#### Task statement:
Where the string "eligible" occurs in the material below, report the whole line.
** Start Provided data **
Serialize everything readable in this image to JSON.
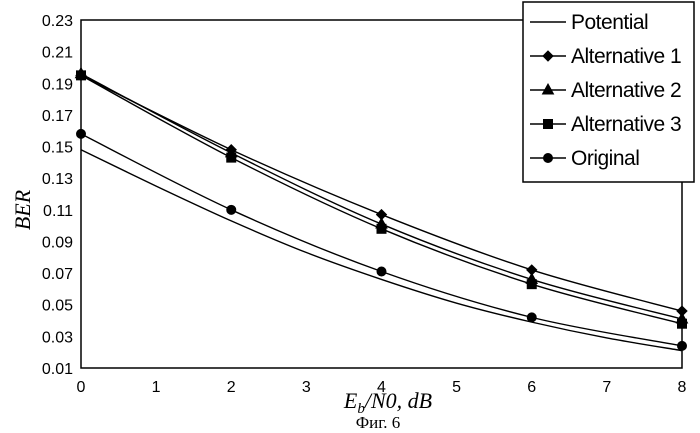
{
  "chart_data": {
    "type": "line",
    "title": "",
    "xlabel_main": "E",
    "xlabel_sub": "b",
    "xlabel_rest": "/N0, dB",
    "ylabel": "BER",
    "caption": "Фиг. 6",
    "xlim": [
      0,
      8
    ],
    "ylim": [
      0.01,
      0.23
    ],
    "xticks": [
      "0",
      "1",
      "2",
      "3",
      "4",
      "5",
      "6",
      "7",
      "8"
    ],
    "yticks": [
      "0.01",
      "0.03",
      "0.05",
      "0.07",
      "0.09",
      "0.11",
      "0.13",
      "0.15",
      "0.17",
      "0.19",
      "0.21",
      "0.23"
    ],
    "grid": true,
    "legend_position": "top-right",
    "series": [
      {
        "name": "Potential",
        "marker": "none",
        "x": [
          0,
          1,
          2,
          3,
          4,
          5,
          6,
          7,
          8
        ],
        "y": [
          0.148,
          0.125,
          0.103,
          0.083,
          0.066,
          0.051,
          0.039,
          0.029,
          0.021
        ]
      },
      {
        "name": "Alternative 1",
        "marker": "diamond",
        "x": [
          0,
          2,
          4,
          6,
          8
        ],
        "y": [
          0.195,
          0.148,
          0.107,
          0.072,
          0.046
        ]
      },
      {
        "name": "Alternative 2",
        "marker": "triangle",
        "x": [
          0,
          2,
          4,
          6,
          8
        ],
        "y": [
          0.196,
          0.146,
          0.101,
          0.066,
          0.041
        ]
      },
      {
        "name": "Alternative 3",
        "marker": "square",
        "x": [
          0,
          2,
          4,
          6,
          8
        ],
        "y": [
          0.195,
          0.143,
          0.098,
          0.063,
          0.038
        ]
      },
      {
        "name": "Original",
        "marker": "circle",
        "x": [
          0,
          2,
          4,
          6,
          8
        ],
        "y": [
          0.158,
          0.11,
          0.071,
          0.042,
          0.024
        ]
      }
    ]
  }
}
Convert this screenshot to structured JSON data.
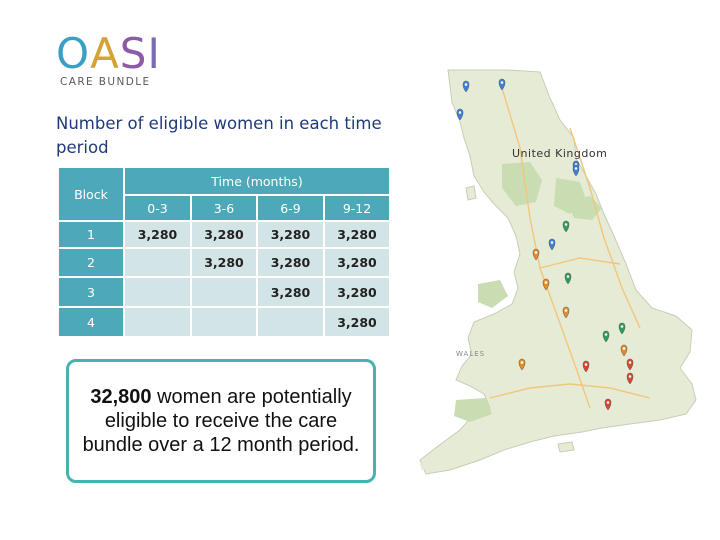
{
  "logo": {
    "letters": [
      {
        "char": "O",
        "color": "#3a9fc4"
      },
      {
        "char": "A",
        "color": "#d6a236"
      },
      {
        "char": "S",
        "color": "#8c5aa6"
      },
      {
        "char": "I",
        "color": "#7b6bb4"
      }
    ],
    "subtitle": "CARE BUNDLE"
  },
  "heading": "Number of eligible women in each time period",
  "table": {
    "block_header": "Block",
    "time_header": "Time (months)",
    "periods": [
      "0-3",
      "3-6",
      "6-9",
      "9-12"
    ],
    "rows": [
      {
        "block": "1",
        "values": [
          "3,280",
          "3,280",
          "3,280",
          "3,280"
        ]
      },
      {
        "block": "2",
        "values": [
          "",
          "3,280",
          "3,280",
          "3,280"
        ]
      },
      {
        "block": "3",
        "values": [
          "",
          "",
          "3,280",
          "3,280"
        ]
      },
      {
        "block": "4",
        "values": [
          "",
          "",
          "",
          "3,280"
        ]
      }
    ]
  },
  "callout": {
    "number": "32,800",
    "text": " women are potentially eligible to receive the care bundle over a 12 month period."
  },
  "map": {
    "title": "United Kingdom",
    "region_labels": [
      "WALES"
    ],
    "colors": {
      "land": "#e6ebd6",
      "sea": "#ffffff",
      "park": "#c9dcb2",
      "road": "#f0c77a"
    },
    "pins": [
      {
        "color": "#3b7fd8"
      },
      {
        "color": "#3b7fd8"
      },
      {
        "color": "#3b7fd8"
      },
      {
        "color": "#3b7fd8"
      },
      {
        "color": "#3b7fd8"
      },
      {
        "color": "#3b7fd8"
      },
      {
        "color": "#2e9e57"
      },
      {
        "color": "#2e9e57"
      },
      {
        "color": "#2e9e57"
      },
      {
        "color": "#2e9e57"
      },
      {
        "color": "#e58c2a"
      },
      {
        "color": "#e58c2a"
      },
      {
        "color": "#e58c2a"
      },
      {
        "color": "#e58c2a"
      },
      {
        "color": "#e58c2a"
      },
      {
        "color": "#d9462e"
      },
      {
        "color": "#d9462e"
      },
      {
        "color": "#d9462e"
      },
      {
        "color": "#d9462e"
      }
    ]
  }
}
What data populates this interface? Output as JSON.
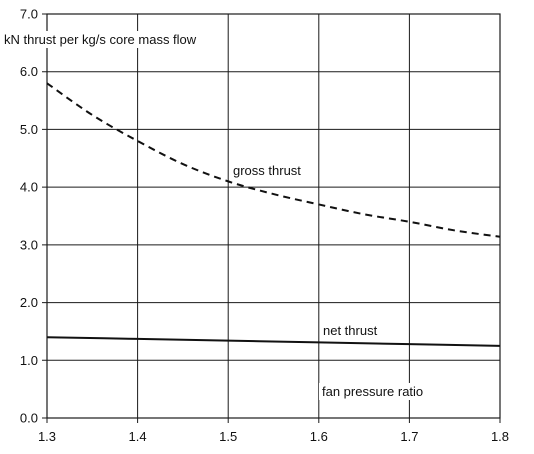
{
  "chart_data": {
    "type": "line",
    "ylabel": "kN thrust per kg/s core mass flow",
    "xlabel": "fan pressure ratio",
    "xlim": [
      1.3,
      1.8
    ],
    "ylim": [
      0.0,
      7.0
    ],
    "x_ticks": [
      "1.3",
      "1.4",
      "1.5",
      "1.6",
      "1.7",
      "1.8"
    ],
    "y_ticks": [
      "0.0",
      "1.0",
      "2.0",
      "3.0",
      "4.0",
      "5.0",
      "6.0",
      "7.0"
    ],
    "grid": true,
    "series": [
      {
        "name": "gross thrust",
        "style": "dashed",
        "x": [
          1.3,
          1.35,
          1.4,
          1.45,
          1.5,
          1.55,
          1.6,
          1.65,
          1.7,
          1.75,
          1.8
        ],
        "y": [
          5.8,
          5.25,
          4.8,
          4.4,
          4.1,
          3.88,
          3.7,
          3.53,
          3.4,
          3.25,
          3.14
        ]
      },
      {
        "name": "net thrust",
        "style": "solid",
        "x": [
          1.3,
          1.4,
          1.5,
          1.6,
          1.7,
          1.8
        ],
        "y": [
          1.4,
          1.37,
          1.34,
          1.31,
          1.28,
          1.25
        ]
      }
    ]
  }
}
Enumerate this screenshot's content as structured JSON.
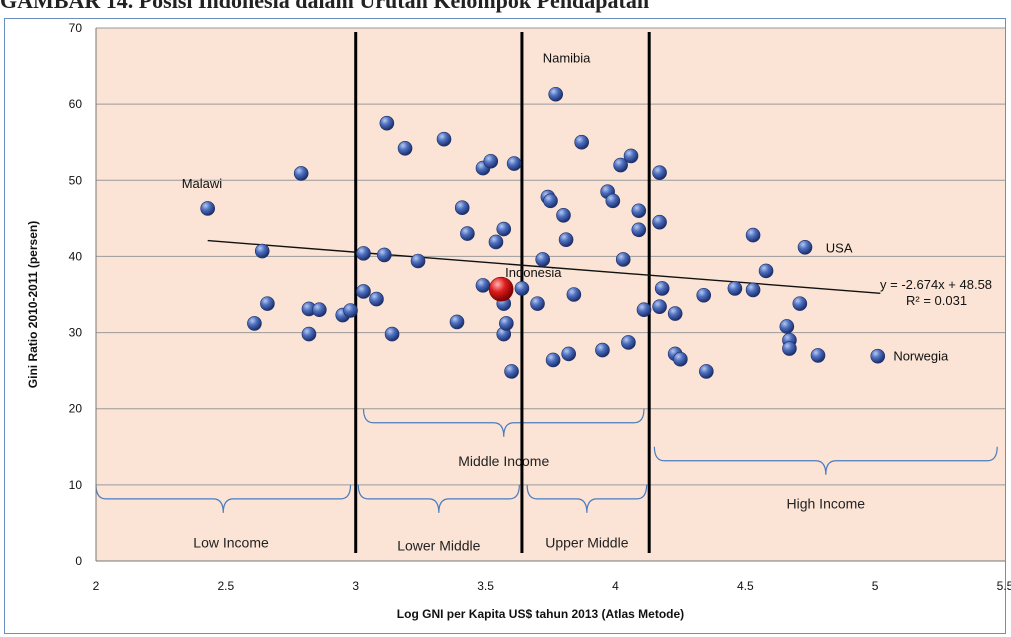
{
  "page_title": "GAMBAR 14. Posisi Indonesia dalam Urutan Kelompok Pendapatan",
  "chart_data": {
    "type": "scatter",
    "title": "",
    "xlabel": "Log GNI  per Kapita  US$  tahun 2013 (Atlas Metode)",
    "ylabel": "Gini Ratio 2010-2011  (persen)",
    "xlim": [
      2,
      5.5
    ],
    "ylim": [
      0,
      70
    ],
    "x_ticks": [
      "2",
      "2.5",
      "3",
      "3.5",
      "4",
      "4.5",
      "5",
      "5.5"
    ],
    "y_ticks": [
      "0",
      "10",
      "20",
      "30",
      "40",
      "50",
      "60",
      "70"
    ],
    "grid": "horizontal",
    "colors": {
      "plot_bg": "#fbe4d5",
      "point": "#3a5ba8",
      "highlight": "#e02020",
      "bracket": "#4a7cc0",
      "divider": "#000000"
    },
    "dividers_x": [
      3.0,
      3.64,
      4.13
    ],
    "trendline": {
      "slope": -2.674,
      "intercept": 48.58,
      "x_range": [
        2.43,
        5.02
      ],
      "equation": "y = -2.674x + 48.58",
      "r2": "R² = 0.031"
    },
    "points": [
      [
        2.43,
        46.3
      ],
      [
        2.61,
        31.2
      ],
      [
        2.64,
        40.7
      ],
      [
        2.66,
        33.8
      ],
      [
        2.79,
        50.9
      ],
      [
        2.82,
        33.1
      ],
      [
        2.82,
        29.8
      ],
      [
        2.86,
        33.0
      ],
      [
        2.95,
        32.3
      ],
      [
        2.98,
        32.9
      ],
      [
        3.03,
        40.4
      ],
      [
        3.03,
        35.4
      ],
      [
        3.08,
        34.4
      ],
      [
        3.11,
        40.2
      ],
      [
        3.12,
        57.5
      ],
      [
        3.14,
        29.8
      ],
      [
        3.19,
        54.2
      ],
      [
        3.24,
        39.4
      ],
      [
        3.34,
        55.4
      ],
      [
        3.39,
        31.4
      ],
      [
        3.41,
        46.4
      ],
      [
        3.43,
        43.0
      ],
      [
        3.49,
        51.6
      ],
      [
        3.52,
        52.5
      ],
      [
        3.54,
        41.9
      ],
      [
        3.49,
        36.2
      ],
      [
        3.57,
        43.6
      ],
      [
        3.57,
        33.8
      ],
      [
        3.57,
        29.8
      ],
      [
        3.58,
        31.2
      ],
      [
        3.6,
        24.9
      ],
      [
        3.61,
        52.2
      ],
      [
        3.64,
        35.8
      ],
      [
        3.7,
        33.8
      ],
      [
        3.72,
        39.6
      ],
      [
        3.74,
        47.8
      ],
      [
        3.75,
        47.3
      ],
      [
        3.76,
        26.4
      ],
      [
        3.77,
        61.3
      ],
      [
        3.8,
        45.4
      ],
      [
        3.81,
        42.2
      ],
      [
        3.82,
        27.2
      ],
      [
        3.84,
        35.0
      ],
      [
        3.87,
        55.0
      ],
      [
        3.95,
        27.7
      ],
      [
        3.97,
        48.5
      ],
      [
        3.99,
        47.3
      ],
      [
        4.02,
        52.0
      ],
      [
        4.03,
        39.6
      ],
      [
        4.05,
        28.7
      ],
      [
        4.06,
        53.2
      ],
      [
        4.09,
        46.0
      ],
      [
        4.09,
        43.5
      ],
      [
        4.11,
        33.0
      ],
      [
        4.17,
        51.0
      ],
      [
        4.17,
        44.5
      ],
      [
        4.17,
        33.4
      ],
      [
        4.18,
        35.8
      ],
      [
        4.23,
        32.5
      ],
      [
        4.23,
        27.2
      ],
      [
        4.25,
        26.5
      ],
      [
        4.34,
        34.9
      ],
      [
        4.35,
        24.9
      ],
      [
        4.46,
        35.8
      ],
      [
        4.53,
        42.8
      ],
      [
        4.53,
        35.6
      ],
      [
        4.58,
        38.1
      ],
      [
        4.66,
        30.8
      ],
      [
        4.67,
        29.0
      ],
      [
        4.67,
        27.9
      ],
      [
        4.71,
        33.8
      ],
      [
        4.73,
        41.2
      ],
      [
        4.78,
        27.0
      ],
      [
        5.01,
        26.9
      ]
    ],
    "highlight_point": {
      "x": 3.56,
      "y": 35.7,
      "label": "Indonesia"
    },
    "annotations": [
      {
        "text": "Malawi",
        "x": 2.33,
        "y": 49.0
      },
      {
        "text": "Namibia",
        "x": 3.72,
        "y": 65.5
      },
      {
        "text": "USA",
        "x": 4.81,
        "y": 40.5
      },
      {
        "text": "Norwegia",
        "x": 5.07,
        "y": 26.3
      }
    ],
    "income_groups": [
      {
        "label": "Low Income",
        "x1": 2.0,
        "x2": 2.98,
        "bracket_y": 10,
        "label_x": 2.52,
        "label_y": 1.8
      },
      {
        "label": "Lower Middle",
        "x1": 3.01,
        "x2": 3.63,
        "bracket_y": 10,
        "label_x": 3.32,
        "label_y": 1.4
      },
      {
        "label": "Upper Middle",
        "x1": 3.66,
        "x2": 4.12,
        "bracket_y": 10,
        "label_x": 3.89,
        "label_y": 1.8
      },
      {
        "label": "Middle  Income",
        "x1": 3.03,
        "x2": 4.11,
        "bracket_y": 20,
        "label_x": 3.57,
        "label_y": 12.5
      },
      {
        "label": "High Income",
        "x1": 4.15,
        "x2": 5.47,
        "bracket_y": 15,
        "label_x": 4.81,
        "label_y": 6.9
      }
    ]
  }
}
** End Provided data **
#### Correct response:
  "heading": "Number of eligible women in each time period",
    "text": " women are potentially eligible to receive the care bundle over a 12 month period."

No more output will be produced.